## begin Document

Here's how to make a solar cell from silicon: take one solid block of doped silicon, saw it into thin wafers, layer said semiconductors beneath a panel of transparent glass, connect them to a metal electrode that can channel away the electrons knocked loose by incoming photons and turn it into a photovoltaic device. That process has at least two flaws: such silicon is expensive, contributing more than half to the final price of a solar photovoltaic, and sawing it turns as much as half of that silicon into wasted grit.*

As a result, solar costs as much as $4 per watt by the time it's installed on your roof or in a large-scale power plant, says Arun Majumdar, the first director of the new Advanced Research Projects Agency for Energy, or ARPA-E. "If you can reduce that to $1.50 per watt it can enable scaling," or widespread adoption of the clean, renewable electricity source, he told at last week's ARPA-E summit.

And a company called 1366 Technologies may have found a way to do just that by growing a nearly pure wafer directly from melted silicon rather than forming an ingot that is then sawed.

## end Document
## begin Data

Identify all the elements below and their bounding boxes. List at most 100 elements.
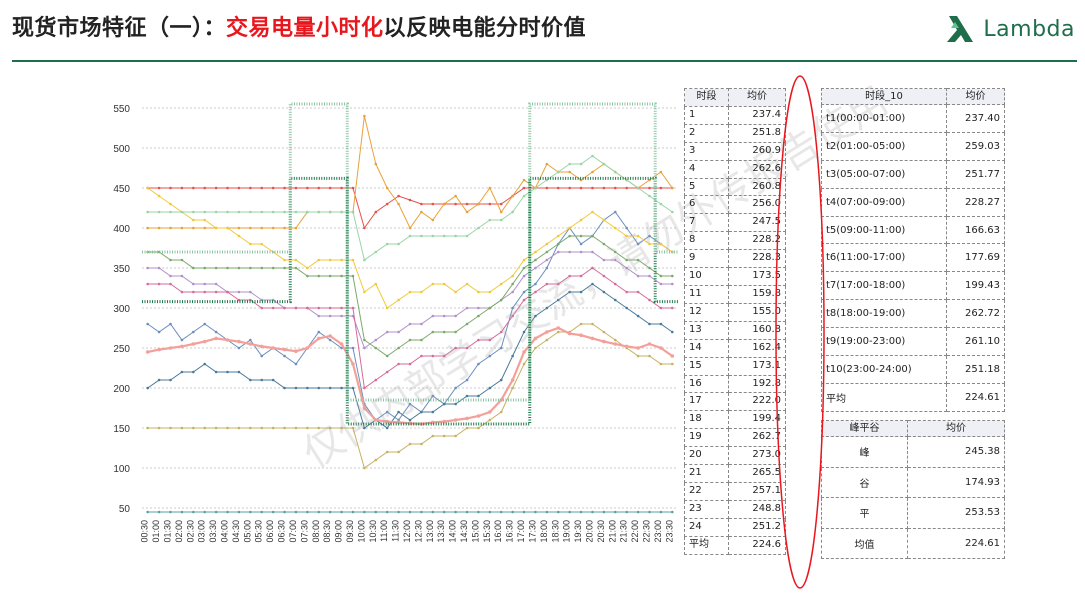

## end Data

#### Instruction
Edit the passage of the solar cell text from "And a company" to "is then sawed." and write it out again with "melted silicon" changed to "molten silicon".

#### Task result
And a company called 1366 Technologies may have found a way to do just that by growing a nearly pure wafer directly from molten silicon rather than forming an ingot that is then sawed.